### Data entries
- - -

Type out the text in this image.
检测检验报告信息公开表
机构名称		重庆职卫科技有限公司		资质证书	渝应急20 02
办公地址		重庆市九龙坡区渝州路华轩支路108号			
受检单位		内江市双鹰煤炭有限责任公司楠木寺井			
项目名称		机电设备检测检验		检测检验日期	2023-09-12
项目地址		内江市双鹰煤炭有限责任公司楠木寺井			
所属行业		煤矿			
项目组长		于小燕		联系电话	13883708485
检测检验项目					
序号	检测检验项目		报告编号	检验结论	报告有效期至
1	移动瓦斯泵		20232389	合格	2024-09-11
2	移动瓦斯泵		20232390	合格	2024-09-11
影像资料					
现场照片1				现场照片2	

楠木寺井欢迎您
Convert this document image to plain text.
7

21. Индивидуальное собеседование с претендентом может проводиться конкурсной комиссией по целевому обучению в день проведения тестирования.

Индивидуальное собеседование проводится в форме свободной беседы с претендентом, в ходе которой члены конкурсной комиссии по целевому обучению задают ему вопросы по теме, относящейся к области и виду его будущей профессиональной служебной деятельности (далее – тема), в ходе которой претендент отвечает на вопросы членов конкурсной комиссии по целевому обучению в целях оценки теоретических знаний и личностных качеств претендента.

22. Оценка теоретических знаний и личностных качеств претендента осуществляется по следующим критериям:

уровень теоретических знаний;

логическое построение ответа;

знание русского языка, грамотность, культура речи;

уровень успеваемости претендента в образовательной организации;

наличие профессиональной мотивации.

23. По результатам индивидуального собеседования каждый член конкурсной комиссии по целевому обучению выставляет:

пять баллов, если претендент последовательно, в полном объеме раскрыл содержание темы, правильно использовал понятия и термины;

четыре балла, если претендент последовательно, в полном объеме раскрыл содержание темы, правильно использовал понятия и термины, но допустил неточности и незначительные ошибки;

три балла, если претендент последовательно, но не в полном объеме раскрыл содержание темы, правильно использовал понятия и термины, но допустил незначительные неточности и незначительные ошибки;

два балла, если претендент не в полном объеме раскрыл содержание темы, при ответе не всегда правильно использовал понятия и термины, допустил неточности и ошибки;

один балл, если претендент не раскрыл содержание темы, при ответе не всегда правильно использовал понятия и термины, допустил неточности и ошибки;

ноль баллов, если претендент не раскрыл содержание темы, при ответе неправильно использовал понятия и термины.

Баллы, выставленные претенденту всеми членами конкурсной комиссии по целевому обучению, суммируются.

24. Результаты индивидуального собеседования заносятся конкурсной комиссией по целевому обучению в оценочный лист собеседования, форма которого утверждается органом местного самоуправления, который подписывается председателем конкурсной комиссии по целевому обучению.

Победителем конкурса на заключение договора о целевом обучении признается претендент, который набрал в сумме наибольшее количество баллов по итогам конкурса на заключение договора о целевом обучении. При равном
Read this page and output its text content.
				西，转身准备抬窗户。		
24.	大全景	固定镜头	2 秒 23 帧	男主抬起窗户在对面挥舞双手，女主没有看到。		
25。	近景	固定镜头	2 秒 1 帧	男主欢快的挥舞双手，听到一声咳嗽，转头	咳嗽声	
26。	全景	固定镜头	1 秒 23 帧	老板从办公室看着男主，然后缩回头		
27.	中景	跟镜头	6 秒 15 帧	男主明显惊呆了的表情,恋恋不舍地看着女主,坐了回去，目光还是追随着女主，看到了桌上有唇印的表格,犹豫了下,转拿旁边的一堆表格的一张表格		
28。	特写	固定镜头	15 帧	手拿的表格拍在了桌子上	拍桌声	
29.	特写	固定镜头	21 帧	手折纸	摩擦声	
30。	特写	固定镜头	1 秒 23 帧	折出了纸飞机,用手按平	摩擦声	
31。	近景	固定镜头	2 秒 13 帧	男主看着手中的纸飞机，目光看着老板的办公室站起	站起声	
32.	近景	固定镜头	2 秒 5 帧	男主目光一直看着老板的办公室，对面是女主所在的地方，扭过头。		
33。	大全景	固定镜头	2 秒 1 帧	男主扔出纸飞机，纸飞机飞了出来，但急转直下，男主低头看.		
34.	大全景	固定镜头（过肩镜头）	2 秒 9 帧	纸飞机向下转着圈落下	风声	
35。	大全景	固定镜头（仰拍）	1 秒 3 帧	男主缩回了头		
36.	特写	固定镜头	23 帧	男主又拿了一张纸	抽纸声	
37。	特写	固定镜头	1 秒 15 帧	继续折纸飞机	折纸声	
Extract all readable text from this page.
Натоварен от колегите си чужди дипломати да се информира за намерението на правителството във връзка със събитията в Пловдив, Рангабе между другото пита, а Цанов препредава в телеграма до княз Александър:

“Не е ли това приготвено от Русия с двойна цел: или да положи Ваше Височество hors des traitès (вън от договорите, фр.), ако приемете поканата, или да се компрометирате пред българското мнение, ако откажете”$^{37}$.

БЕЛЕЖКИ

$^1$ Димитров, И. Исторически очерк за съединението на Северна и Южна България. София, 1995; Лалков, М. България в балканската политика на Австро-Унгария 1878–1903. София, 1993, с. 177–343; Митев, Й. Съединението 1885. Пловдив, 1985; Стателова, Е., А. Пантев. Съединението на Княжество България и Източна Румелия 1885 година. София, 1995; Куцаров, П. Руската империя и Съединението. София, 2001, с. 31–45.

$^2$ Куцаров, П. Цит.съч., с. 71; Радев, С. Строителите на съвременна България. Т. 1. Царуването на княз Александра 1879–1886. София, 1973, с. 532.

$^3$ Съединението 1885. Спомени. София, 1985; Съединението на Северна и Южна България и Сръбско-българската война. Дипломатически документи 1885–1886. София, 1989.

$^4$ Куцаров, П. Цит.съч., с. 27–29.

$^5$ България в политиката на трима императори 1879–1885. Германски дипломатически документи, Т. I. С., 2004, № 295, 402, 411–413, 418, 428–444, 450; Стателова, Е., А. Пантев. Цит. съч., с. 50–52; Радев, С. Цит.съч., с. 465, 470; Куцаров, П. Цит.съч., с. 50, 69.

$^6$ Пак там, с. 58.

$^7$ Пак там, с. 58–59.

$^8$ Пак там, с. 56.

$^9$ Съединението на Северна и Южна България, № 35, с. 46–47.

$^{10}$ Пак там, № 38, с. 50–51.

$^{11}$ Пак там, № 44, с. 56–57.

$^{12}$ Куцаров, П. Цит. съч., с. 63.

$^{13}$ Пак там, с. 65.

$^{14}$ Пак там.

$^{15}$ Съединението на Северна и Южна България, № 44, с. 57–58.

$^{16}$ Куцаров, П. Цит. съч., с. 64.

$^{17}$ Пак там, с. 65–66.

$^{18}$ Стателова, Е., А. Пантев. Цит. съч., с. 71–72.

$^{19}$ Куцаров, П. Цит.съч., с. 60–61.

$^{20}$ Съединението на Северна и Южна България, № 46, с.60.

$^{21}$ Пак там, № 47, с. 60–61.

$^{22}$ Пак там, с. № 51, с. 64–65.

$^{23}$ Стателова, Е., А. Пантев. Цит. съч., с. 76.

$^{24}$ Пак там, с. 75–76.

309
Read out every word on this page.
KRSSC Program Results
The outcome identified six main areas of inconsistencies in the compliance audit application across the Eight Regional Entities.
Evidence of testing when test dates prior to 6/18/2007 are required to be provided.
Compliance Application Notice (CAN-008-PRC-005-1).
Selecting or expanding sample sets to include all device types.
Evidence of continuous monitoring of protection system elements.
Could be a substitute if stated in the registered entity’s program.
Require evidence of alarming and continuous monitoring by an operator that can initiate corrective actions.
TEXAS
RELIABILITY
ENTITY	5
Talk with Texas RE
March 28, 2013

- - -

### EXERCISE DETAILS
All of the lines above need to be given again exactly.

### RESULT OF THE TASK
Type out the text in this image.
检测检验报告信息公开表
机构名称		重庆职卫科技有限公司		资质证书	渝应急20 02
办公地址		重庆市九龙坡区渝州路华轩支路108号			
受检单位		内江市双鹰煤炭有限责任公司楠木寺井			
项目名称		机电设备检测检验		检测检验日期	2023-09-12
项目地址		内江市双鹰煤炭有限责任公司楠木寺井			
所属行业		煤矿			
项目组长		于小燕		联系电话	13883708485
检测检验项目					
序号	检测检验项目		报告编号	检验结论	报告有效期至
1	移动瓦斯泵		20232389	合格	2024-09-11
2	移动瓦斯泵		20232390	合格	2024-09-11
影像资料					
现场照片1				现场照片2	

楠木寺井欢迎您
Convert this document image to plain text.
7

21. Индивидуальное собеседование с претендентом может проводиться конкурсной комиссией по целевому обучению в день проведения тестирования.

Индивидуальное собеседование проводится в форме свободной беседы с претендентом, в ходе которой члены конкурсной комиссии по целевому обучению задают ему вопросы по теме, относящейся к области и виду его будущей профессиональной служебной деятельности (далее – тема), в ходе которой претендент отвечает на вопросы членов конкурсной комиссии по целевому обучению в целях оценки теоретических знаний и личностных качеств претендента.

22. Оценка теоретических знаний и личностных качеств претендента осуществляется по следующим критериям:

уровень теоретических знаний;

логическое построение ответа;

знание русского языка, грамотность, культура речи;

уровень успеваемости претендента в образовательной организации;

наличие профессиональной мотивации.

23. По результатам индивидуального собеседования каждый член конкурсной комиссии по целевому обучению выставляет:

пять баллов, если претендент последовательно, в полном объеме раскрыл содержание темы, правильно использовал понятия и термины;

четыре балла, если претендент последовательно, в полном объеме раскрыл содержание темы, правильно использовал понятия и термины, но допустил неточности и незначительные ошибки;

три балла, если претендент последовательно, но не в полном объеме раскрыл содержание темы, правильно использовал понятия и термины, но допустил незначительные неточности и незначительные ошибки;

два балла, если претендент не в полном объеме раскрыл содержание темы, при ответе не всегда правильно использовал понятия и термины, допустил неточности и ошибки;

один балл, если претендент не раскрыл содержание темы, при ответе не всегда правильно использовал понятия и термины, допустил неточности и ошибки;

ноль баллов, если претендент не раскрыл содержание темы, при ответе неправильно использовал понятия и термины.

Баллы, выставленные претенденту всеми членами конкурсной комиссии по целевому обучению, суммируются.

24. Результаты индивидуального собеседования заносятся конкурсной комиссией по целевому обучению в оценочный лист собеседования, форма которого утверждается органом местного самоуправления, который подписывается председателем конкурсной комиссии по целевому обучению.

Победителем конкурса на заключение договора о целевом обучении признается претендент, который набрал в сумме наибольшее количество баллов по итогам конкурса на заключение договора о целевом обучении. При равном
Read this page and output its text content.
				西，转身准备抬窗户。		
24.	大全景	固定镜头	2 秒 23 帧	男主抬起窗户在对面挥舞双手，女主没有看到。		
25。	近景	固定镜头	2 秒 1 帧	男主欢快的挥舞双手，听到一声咳嗽，转头	咳嗽声	
26。	全景	固定镜头	1 秒 23 帧	老板从办公室看着男主，然后缩回头		
27.	中景	跟镜头	6 秒 15 帧	男主明显惊呆了的表情,恋恋不舍地看着女主,坐了回去，目光还是追随着女主，看到了桌上有唇印的表格,犹豫了下,转拿旁边的一堆表格的一张表格		
28。	特写	固定镜头	15 帧	手拿的表格拍在了桌子上	拍桌声	
29.	特写	固定镜头	21 帧	手折纸	摩擦声	
30。	特写	固定镜头	1 秒 23 帧	折出了纸飞机,用手按平	摩擦声	
31。	近景	固定镜头	2 秒 13 帧	男主看着手中的纸飞机，目光看着老板的办公室站起	站起声	
32.	近景	固定镜头	2 秒 5 帧	男主目光一直看着老板的办公室，对面是女主所在的地方，扭过头。		
33。	大全景	固定镜头	2 秒 1 帧	男主扔出纸飞机，纸飞机飞了出来，但急转直下，男主低头看.		
34.	大全景	固定镜头（过肩镜头）	2 秒 9 帧	纸飞机向下转着圈落下	风声	
35。	大全景	固定镜头（仰拍）	1 秒 3 帧	男主缩回了头		
36.	特写	固定镜头	23 帧	男主又拿了一张纸	抽纸声	
37。	特写	固定镜头	1 秒 15 帧	继续折纸飞机	折纸声	
Extract all readable text from this page.
Натоварен от колегите си чужди дипломати да се информира за намерението на правителството във връзка със събитията в Пловдив, Рангабе между другото пита, а Цанов препредава в телеграма до княз Александър:

“Не е ли това приготвено от Русия с двойна цел: или да положи Ваше Височество hors des traitès (вън от договорите, фр.), ако приемете поканата, или да се компрометирате пред българското мнение, ако откажете”$^{37}$.

БЕЛЕЖКИ

$^1$ Димитров, И. Исторически очерк за съединението на Северна и Южна България. София, 1995; Лалков, М. България в балканската политика на Австро-Унгария 1878–1903. София, 1993, с. 177–343; Митев, Й. Съединението 1885. Пловдив, 1985; Стателова, Е., А. Пантев. Съединението на Княжество България и Източна Румелия 1885 година. София, 1995; Куцаров, П. Руската империя и Съединението. София, 2001, с. 31–45.

$^2$ Куцаров, П. Цит.съч., с. 71; Радев, С. Строителите на съвременна България. Т. 1. Царуването на княз Александра 1879–1886. София, 1973, с. 532.

$^3$ Съединението 1885. Спомени. София, 1985; Съединението на Северна и Южна България и Сръбско-българската война. Дипломатически документи 1885–1886. София, 1989.

$^4$ Куцаров, П. Цит.съч., с. 27–29.

$^5$ България в политиката на трима императори 1879–1885. Германски дипломатически документи, Т. I. С., 2004, № 295, 402, 411–413, 418, 428–444, 450; Стателова, Е., А. Пантев. Цит. съч., с. 50–52; Радев, С. Цит.съч., с. 465, 470; Куцаров, П. Цит.съч., с. 50, 69.

$^6$ Пак там, с. 58.

$^7$ Пак там, с. 58–59.

$^8$ Пак там, с. 56.

$^9$ Съединението на Северна и Южна България, № 35, с. 46–47.

$^{10}$ Пак там, № 38, с. 50–51.

$^{11}$ Пак там, № 44, с. 56–57.

$^{12}$ Куцаров, П. Цит. съч., с. 63.

$^{13}$ Пак там, с. 65.

$^{14}$ Пак там.

$^{15}$ Съединението на Северна и Южна България, № 44, с. 57–58.

$^{16}$ Куцаров, П. Цит. съч., с. 64.

$^{17}$ Пак там, с. 65–66.

$^{18}$ Стателова, Е., А. Пантев. Цит. съч., с. 71–72.

$^{19}$ Куцаров, П. Цит.съч., с. 60–61.

$^{20}$ Съединението на Северна и Южна България, № 46, с.60.

$^{21}$ Пак там, № 47, с. 60–61.

$^{22}$ Пак там, с. № 51, с. 64–65.

$^{23}$ Стателова, Е., А. Пантев. Цит. съч., с. 76.

$^{24}$ Пак там, с. 75–76.

309
Read out every word on this page.
KRSSC Program Results
The outcome identified six main areas of inconsistencies in the compliance audit application across the Eight Regional Entities.
Evidence of testing when test dates prior to 6/18/2007 are required to be provided.
Compliance Application Notice (CAN-008-PRC-005-1).
Selecting or expanding sample sets to include all device types.
Evidence of continuous monitoring of protection system elements.
Could be a substitute if stated in the registered entity’s program.
Require evidence of alarming and continuous monitoring by an operator that can initiate corrective actions.
TEXAS
RELIABILITY
ENTITY	5
Talk with Texas RE
March 28, 2013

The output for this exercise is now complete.